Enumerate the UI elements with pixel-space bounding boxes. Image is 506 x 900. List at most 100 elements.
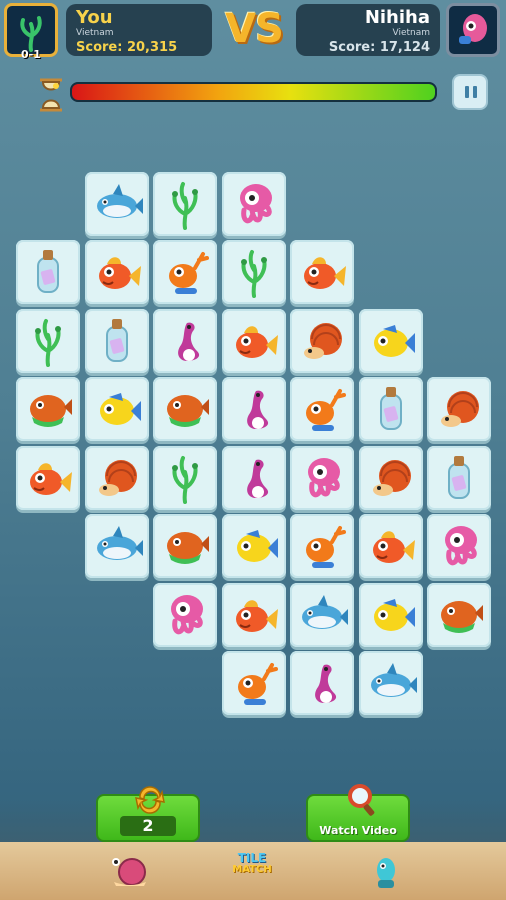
watch-video-button[interactable]: Watch Video bbox=[306, 784, 410, 842]
player-name: You bbox=[76, 7, 113, 28]
tile-yellowfish[interactable] bbox=[358, 582, 423, 647]
tile-piranha[interactable] bbox=[16, 377, 80, 441]
magnifier-icon bbox=[348, 784, 375, 816]
tile-piranha[interactable] bbox=[427, 582, 491, 647]
tile-crab[interactable] bbox=[290, 377, 354, 441]
crab-icon bbox=[169, 252, 209, 294]
tile-dino[interactable] bbox=[290, 651, 354, 715]
hermit-icon bbox=[98, 459, 137, 496]
nav-character-icon[interactable] bbox=[356, 846, 416, 896]
hourglass-icon bbox=[40, 78, 62, 112]
bottle-icon bbox=[379, 387, 402, 430]
bottle-icon bbox=[37, 250, 59, 293]
tile-goldfish[interactable] bbox=[358, 514, 423, 578]
time-progress-bar bbox=[70, 82, 437, 102]
tile-goldfish[interactable] bbox=[221, 308, 286, 373]
piranha-icon bbox=[167, 532, 209, 564]
tile-seaweed[interactable] bbox=[221, 240, 286, 304]
shark-icon bbox=[302, 594, 348, 629]
tile-dino[interactable] bbox=[153, 308, 217, 373]
time-progress-fill bbox=[72, 84, 435, 100]
opponent-panel: Nihiha Vietnam Score: 17,124 bbox=[296, 4, 440, 56]
piranha-icon bbox=[441, 600, 483, 633]
player-avatar: 0-1 bbox=[4, 3, 58, 61]
tile-seaweed[interactable] bbox=[16, 308, 80, 373]
piranha-icon bbox=[167, 395, 209, 427]
player-panel: You Vietnam Score: 20,315 bbox=[66, 4, 212, 56]
tile-crab[interactable] bbox=[221, 651, 286, 715]
pause-button[interactable] bbox=[452, 74, 488, 110]
hermit-icon bbox=[372, 459, 411, 496]
seaweed-icon bbox=[240, 250, 267, 298]
squid-icon bbox=[239, 183, 272, 223]
pause-icon-bar bbox=[473, 86, 477, 98]
tile-hermit[interactable] bbox=[358, 445, 423, 510]
yellowfish-icon bbox=[373, 598, 415, 631]
seaweed-icon bbox=[172, 181, 198, 230]
tile-seaweed[interactable] bbox=[153, 171, 217, 236]
crab-icon bbox=[306, 526, 346, 568]
tile-bottle[interactable] bbox=[84, 308, 149, 373]
piranha-icon bbox=[30, 395, 72, 427]
game-logo[interactable]: TILE MATCH bbox=[218, 852, 286, 886]
tile-goldfish[interactable] bbox=[16, 445, 80, 510]
bottle-icon bbox=[448, 455, 470, 499]
goldfish-icon bbox=[235, 599, 278, 632]
tile-goldfish[interactable] bbox=[84, 240, 149, 304]
tile-squid[interactable] bbox=[427, 514, 491, 578]
tile-bottle[interactable] bbox=[427, 445, 491, 510]
player-score: Score: 20,315 bbox=[76, 40, 178, 55]
nav-snail-icon[interactable] bbox=[100, 846, 160, 896]
tile-hermit[interactable] bbox=[290, 308, 354, 373]
goldfish-icon bbox=[235, 325, 278, 358]
logo-line2: MATCH bbox=[232, 864, 272, 875]
hermit-icon bbox=[304, 322, 342, 359]
seaweed-icon bbox=[172, 455, 198, 504]
tile-crab[interactable] bbox=[290, 514, 354, 578]
dino-icon bbox=[178, 322, 200, 361]
seaweed-icon bbox=[35, 318, 61, 367]
tile-squid[interactable] bbox=[221, 171, 286, 236]
tile-goldfish[interactable] bbox=[290, 240, 354, 304]
opponent-country: Vietnam bbox=[392, 28, 430, 38]
dino-icon bbox=[246, 459, 268, 498]
top-bar: 0-1 You Vietnam Score: 20,315 VS Nihiha … bbox=[0, 0, 506, 62]
dino-icon bbox=[315, 664, 337, 703]
opponent-avatar bbox=[446, 3, 500, 57]
logo-line1: TILE bbox=[237, 851, 267, 865]
tile-seaweed[interactable] bbox=[153, 445, 217, 510]
tile-hermit[interactable] bbox=[84, 445, 149, 510]
tile-shark[interactable] bbox=[290, 582, 354, 647]
tile-hermit[interactable] bbox=[427, 377, 491, 441]
tile-yellowfish[interactable] bbox=[358, 308, 423, 373]
tile-dino[interactable] bbox=[221, 377, 286, 441]
tile-dino[interactable] bbox=[221, 445, 286, 510]
shuffle-button[interactable]: 2 bbox=[96, 786, 200, 842]
tile-squid[interactable] bbox=[290, 445, 354, 510]
shuffle-count: 2 bbox=[120, 816, 176, 836]
tile-shark[interactable] bbox=[84, 514, 149, 578]
tile-squid[interactable] bbox=[153, 582, 217, 647]
tile-bottle[interactable] bbox=[16, 240, 80, 304]
tile-yellowfish[interactable] bbox=[221, 514, 286, 578]
squid-icon bbox=[308, 457, 340, 497]
tile-bottle[interactable] bbox=[358, 377, 423, 441]
opponent-name: Nihiha bbox=[364, 7, 430, 28]
tile-piranha[interactable] bbox=[153, 514, 217, 578]
vs-label: VS bbox=[225, 6, 284, 52]
tile-goldfish[interactable] bbox=[221, 582, 286, 647]
yellowfish-icon bbox=[236, 530, 278, 562]
yellowfish-icon bbox=[99, 393, 141, 425]
shark-icon bbox=[370, 663, 417, 697]
tile-crab[interactable] bbox=[153, 240, 217, 304]
tile-shark[interactable] bbox=[358, 651, 423, 715]
squid-icon bbox=[171, 594, 203, 634]
tile-yellowfish[interactable] bbox=[84, 377, 149, 441]
tile-shark[interactable] bbox=[84, 171, 149, 236]
player-country: Vietnam bbox=[76, 28, 114, 38]
crab-icon bbox=[237, 663, 278, 705]
goldfish-icon bbox=[98, 257, 141, 289]
dino-icon bbox=[246, 390, 268, 429]
yellowfish-icon bbox=[373, 324, 415, 357]
tile-piranha[interactable] bbox=[153, 377, 217, 441]
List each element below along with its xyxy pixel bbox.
_____
Identify each line in the items above that contains the string "logo", and copy every such line in full.

Worked answer:
game-logo[interactable]: TILE MATCH bbox=[218, 852, 286, 886]
logo-line2: MATCH bbox=[232, 864, 272, 875]
logo-line1: TILE bbox=[237, 851, 267, 865]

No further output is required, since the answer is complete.